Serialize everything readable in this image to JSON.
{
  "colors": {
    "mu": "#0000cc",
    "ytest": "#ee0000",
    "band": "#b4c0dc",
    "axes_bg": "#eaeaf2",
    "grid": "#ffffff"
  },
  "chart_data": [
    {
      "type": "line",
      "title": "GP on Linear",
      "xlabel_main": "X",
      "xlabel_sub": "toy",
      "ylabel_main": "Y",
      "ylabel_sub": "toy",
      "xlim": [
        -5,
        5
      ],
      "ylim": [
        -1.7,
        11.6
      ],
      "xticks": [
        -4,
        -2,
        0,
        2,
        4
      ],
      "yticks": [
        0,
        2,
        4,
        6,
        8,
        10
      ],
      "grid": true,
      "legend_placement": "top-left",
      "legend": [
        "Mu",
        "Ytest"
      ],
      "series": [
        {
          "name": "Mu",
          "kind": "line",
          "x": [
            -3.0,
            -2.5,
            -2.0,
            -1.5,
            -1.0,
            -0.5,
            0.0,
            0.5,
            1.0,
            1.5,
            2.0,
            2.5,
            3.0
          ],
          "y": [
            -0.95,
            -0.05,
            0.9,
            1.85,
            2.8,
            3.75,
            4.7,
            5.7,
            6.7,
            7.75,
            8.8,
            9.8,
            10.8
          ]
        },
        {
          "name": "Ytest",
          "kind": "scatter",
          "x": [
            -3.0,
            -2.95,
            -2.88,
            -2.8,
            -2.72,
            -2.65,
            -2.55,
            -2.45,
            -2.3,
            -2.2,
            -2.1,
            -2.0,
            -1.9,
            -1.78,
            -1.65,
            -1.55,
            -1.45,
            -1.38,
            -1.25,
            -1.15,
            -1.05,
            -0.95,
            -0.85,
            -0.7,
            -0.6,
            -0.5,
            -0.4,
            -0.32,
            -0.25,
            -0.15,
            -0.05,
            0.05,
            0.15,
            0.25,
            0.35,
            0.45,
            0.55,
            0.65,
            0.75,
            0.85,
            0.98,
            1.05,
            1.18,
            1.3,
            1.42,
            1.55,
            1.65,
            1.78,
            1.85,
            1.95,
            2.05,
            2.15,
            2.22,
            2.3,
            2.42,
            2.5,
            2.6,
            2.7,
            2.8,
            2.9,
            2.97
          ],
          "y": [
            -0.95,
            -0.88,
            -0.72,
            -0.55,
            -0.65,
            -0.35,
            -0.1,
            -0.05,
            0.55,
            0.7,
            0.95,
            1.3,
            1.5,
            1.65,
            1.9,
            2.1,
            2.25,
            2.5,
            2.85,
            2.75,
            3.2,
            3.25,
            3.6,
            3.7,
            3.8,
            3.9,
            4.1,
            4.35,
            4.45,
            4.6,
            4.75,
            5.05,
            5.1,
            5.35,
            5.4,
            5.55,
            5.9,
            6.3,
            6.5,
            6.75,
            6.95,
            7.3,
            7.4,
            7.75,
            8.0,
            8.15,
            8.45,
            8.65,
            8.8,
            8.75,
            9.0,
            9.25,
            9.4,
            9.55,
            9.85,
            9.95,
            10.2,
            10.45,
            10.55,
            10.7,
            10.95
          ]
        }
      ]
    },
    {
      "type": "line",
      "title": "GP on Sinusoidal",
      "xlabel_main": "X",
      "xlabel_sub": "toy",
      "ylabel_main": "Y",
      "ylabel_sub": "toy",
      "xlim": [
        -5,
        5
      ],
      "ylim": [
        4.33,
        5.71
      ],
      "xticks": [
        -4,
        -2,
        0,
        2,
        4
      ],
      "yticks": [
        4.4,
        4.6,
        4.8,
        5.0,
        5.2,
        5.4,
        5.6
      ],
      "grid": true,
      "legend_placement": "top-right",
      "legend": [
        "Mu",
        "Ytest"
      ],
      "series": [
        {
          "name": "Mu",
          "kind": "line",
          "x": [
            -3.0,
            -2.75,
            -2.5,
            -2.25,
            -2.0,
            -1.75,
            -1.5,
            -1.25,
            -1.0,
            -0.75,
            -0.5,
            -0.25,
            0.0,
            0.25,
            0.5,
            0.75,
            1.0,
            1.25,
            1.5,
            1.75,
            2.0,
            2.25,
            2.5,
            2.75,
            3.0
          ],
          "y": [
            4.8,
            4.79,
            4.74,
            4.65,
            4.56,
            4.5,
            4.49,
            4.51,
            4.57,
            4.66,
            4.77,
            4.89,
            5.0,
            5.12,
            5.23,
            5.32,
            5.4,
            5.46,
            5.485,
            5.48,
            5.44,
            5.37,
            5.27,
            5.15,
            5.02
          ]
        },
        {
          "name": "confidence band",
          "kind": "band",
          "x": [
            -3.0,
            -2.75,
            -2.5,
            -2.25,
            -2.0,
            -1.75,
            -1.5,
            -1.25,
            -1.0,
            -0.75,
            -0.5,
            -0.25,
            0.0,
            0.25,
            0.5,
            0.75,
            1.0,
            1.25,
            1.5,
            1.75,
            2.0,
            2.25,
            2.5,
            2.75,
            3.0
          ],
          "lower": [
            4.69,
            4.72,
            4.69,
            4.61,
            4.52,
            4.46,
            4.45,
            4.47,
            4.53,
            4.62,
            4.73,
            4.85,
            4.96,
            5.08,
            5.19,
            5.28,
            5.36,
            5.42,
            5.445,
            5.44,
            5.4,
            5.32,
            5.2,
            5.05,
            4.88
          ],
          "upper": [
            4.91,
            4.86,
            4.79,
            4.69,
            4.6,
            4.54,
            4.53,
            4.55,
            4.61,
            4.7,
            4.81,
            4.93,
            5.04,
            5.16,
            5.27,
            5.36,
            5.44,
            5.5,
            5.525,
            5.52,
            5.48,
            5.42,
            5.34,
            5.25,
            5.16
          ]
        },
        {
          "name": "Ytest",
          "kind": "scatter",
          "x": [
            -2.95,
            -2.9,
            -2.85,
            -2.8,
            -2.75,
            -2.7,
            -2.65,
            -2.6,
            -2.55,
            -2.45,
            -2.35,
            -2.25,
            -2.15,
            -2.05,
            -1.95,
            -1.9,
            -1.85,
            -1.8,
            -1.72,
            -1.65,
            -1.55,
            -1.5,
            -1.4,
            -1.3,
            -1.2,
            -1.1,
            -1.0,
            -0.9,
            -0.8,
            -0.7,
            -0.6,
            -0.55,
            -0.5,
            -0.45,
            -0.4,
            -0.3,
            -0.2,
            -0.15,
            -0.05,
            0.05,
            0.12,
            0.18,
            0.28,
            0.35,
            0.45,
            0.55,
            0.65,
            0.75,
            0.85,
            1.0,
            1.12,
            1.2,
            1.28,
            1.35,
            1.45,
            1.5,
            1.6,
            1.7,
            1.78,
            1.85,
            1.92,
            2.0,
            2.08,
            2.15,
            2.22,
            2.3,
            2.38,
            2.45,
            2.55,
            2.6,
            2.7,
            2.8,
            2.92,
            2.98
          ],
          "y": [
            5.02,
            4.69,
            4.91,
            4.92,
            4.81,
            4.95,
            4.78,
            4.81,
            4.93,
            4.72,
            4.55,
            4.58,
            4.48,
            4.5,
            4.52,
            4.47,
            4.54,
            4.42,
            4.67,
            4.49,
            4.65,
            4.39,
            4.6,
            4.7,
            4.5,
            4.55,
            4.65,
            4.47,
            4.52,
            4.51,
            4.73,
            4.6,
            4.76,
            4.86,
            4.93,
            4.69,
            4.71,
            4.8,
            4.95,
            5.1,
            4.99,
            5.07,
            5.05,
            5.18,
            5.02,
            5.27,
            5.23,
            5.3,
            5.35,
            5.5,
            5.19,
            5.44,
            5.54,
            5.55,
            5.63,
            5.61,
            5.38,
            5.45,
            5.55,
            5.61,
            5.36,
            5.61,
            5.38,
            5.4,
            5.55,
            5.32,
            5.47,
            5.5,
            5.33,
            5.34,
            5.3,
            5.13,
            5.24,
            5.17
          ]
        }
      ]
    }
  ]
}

────

*PROBLEM DETAILS:* Tell how many lines of the material above hold "band", answering with a bare number.

*EXPECTED ANSWER:* 3